Recorded data:
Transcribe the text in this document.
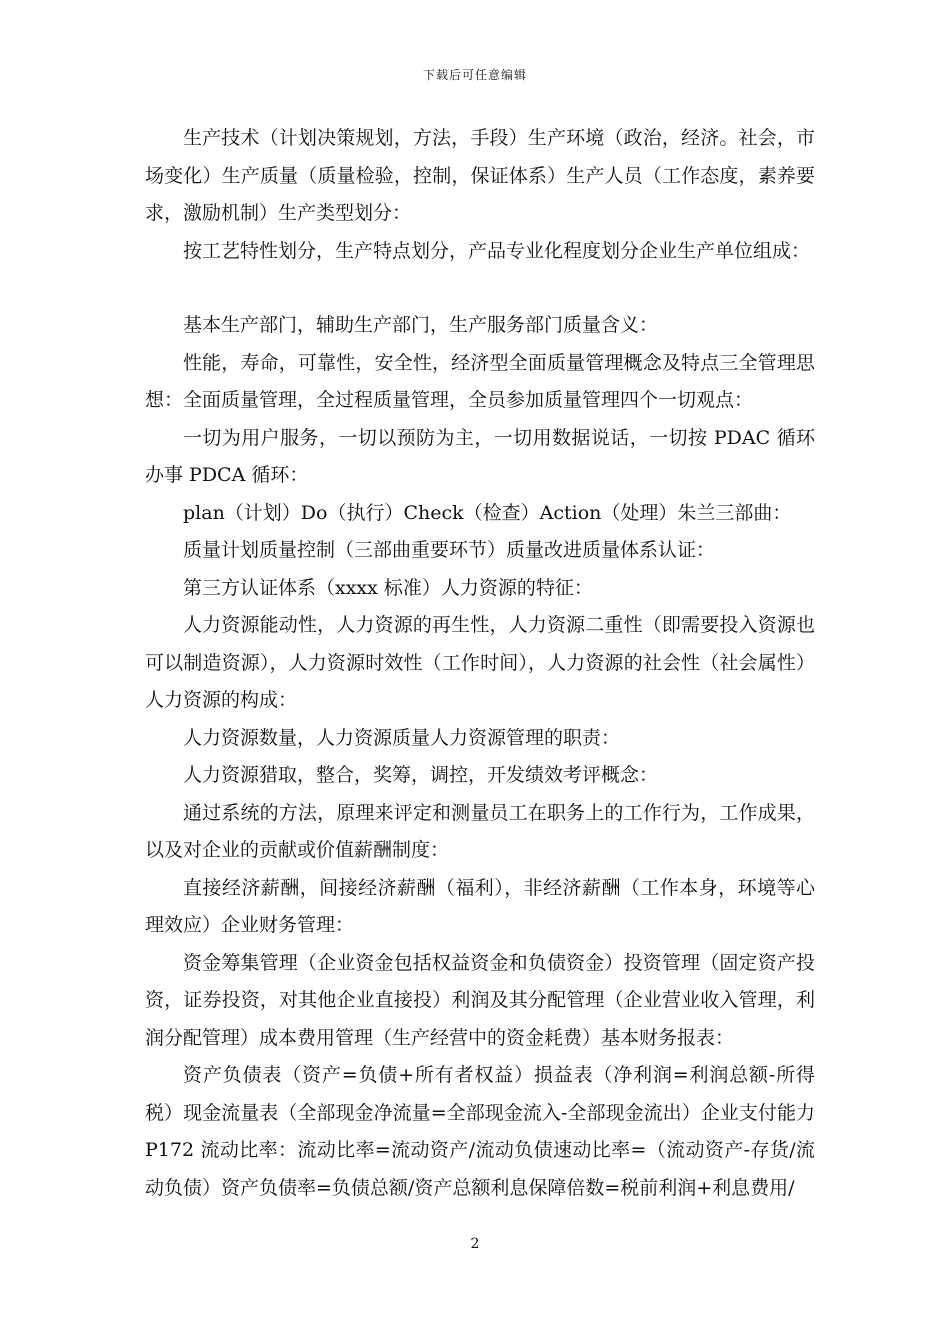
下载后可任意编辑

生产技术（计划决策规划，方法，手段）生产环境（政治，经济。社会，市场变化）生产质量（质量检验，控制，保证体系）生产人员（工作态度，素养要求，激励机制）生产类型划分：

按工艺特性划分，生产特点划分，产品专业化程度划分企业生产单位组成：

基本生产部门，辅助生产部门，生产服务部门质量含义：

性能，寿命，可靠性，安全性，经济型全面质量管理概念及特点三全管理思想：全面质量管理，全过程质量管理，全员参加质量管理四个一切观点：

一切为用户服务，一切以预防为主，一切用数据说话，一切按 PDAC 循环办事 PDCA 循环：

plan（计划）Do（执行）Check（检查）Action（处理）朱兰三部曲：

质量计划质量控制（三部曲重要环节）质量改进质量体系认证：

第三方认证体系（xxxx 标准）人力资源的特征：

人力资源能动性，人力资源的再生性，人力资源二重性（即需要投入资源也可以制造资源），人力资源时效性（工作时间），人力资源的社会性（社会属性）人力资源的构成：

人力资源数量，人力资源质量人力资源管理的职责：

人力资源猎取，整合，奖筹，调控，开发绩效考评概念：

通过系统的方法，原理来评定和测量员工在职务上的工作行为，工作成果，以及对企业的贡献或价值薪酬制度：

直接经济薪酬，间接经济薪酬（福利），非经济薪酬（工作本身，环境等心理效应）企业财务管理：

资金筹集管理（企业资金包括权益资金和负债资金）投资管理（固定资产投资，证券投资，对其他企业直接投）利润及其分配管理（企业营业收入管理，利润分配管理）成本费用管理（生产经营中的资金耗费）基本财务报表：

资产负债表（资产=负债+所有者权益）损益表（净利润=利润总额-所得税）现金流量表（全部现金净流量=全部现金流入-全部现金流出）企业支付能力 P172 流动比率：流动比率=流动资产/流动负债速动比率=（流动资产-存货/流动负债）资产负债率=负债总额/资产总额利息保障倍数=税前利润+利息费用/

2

...

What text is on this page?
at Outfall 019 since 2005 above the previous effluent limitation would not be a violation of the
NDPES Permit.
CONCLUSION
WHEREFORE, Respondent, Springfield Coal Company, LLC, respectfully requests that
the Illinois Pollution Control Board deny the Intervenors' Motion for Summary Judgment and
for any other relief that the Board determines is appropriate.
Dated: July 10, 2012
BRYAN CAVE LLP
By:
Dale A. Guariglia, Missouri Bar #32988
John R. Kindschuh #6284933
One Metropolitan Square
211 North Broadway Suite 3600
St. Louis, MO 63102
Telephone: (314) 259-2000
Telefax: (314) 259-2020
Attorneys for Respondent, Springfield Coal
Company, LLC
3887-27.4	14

* * *

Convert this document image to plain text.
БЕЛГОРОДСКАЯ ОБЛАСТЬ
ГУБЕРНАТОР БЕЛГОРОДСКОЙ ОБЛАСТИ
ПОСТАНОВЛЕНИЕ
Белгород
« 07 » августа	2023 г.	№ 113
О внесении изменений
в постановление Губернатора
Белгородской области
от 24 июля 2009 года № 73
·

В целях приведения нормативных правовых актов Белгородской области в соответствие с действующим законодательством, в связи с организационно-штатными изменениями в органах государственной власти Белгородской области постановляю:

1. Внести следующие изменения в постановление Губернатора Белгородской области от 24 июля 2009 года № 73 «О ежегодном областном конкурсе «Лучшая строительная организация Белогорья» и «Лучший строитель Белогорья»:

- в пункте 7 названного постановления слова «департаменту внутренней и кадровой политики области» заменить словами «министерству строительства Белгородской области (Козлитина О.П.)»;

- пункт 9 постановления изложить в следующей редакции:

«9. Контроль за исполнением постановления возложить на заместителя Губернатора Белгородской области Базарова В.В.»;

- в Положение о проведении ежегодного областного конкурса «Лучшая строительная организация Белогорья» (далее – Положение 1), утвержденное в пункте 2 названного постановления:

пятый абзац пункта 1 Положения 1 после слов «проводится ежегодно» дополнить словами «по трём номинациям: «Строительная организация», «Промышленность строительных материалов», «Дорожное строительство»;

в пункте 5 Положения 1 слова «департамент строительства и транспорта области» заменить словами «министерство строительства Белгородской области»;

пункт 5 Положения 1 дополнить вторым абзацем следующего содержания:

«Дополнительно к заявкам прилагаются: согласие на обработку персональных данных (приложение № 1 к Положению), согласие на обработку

To be done:
Sift through the entries and copy every line with "заменить".

Task response:
- в пункте 7 названного постановления слова «департаменту внутренней и кадровой политики области» заменить словами «министерству строительства Белгородской области (Козлитина О.П.)»;
в пункте 5 Положения 1 слова «департамент строительства и транспорта области» заменить словами «министерство строительства Белгородской области»;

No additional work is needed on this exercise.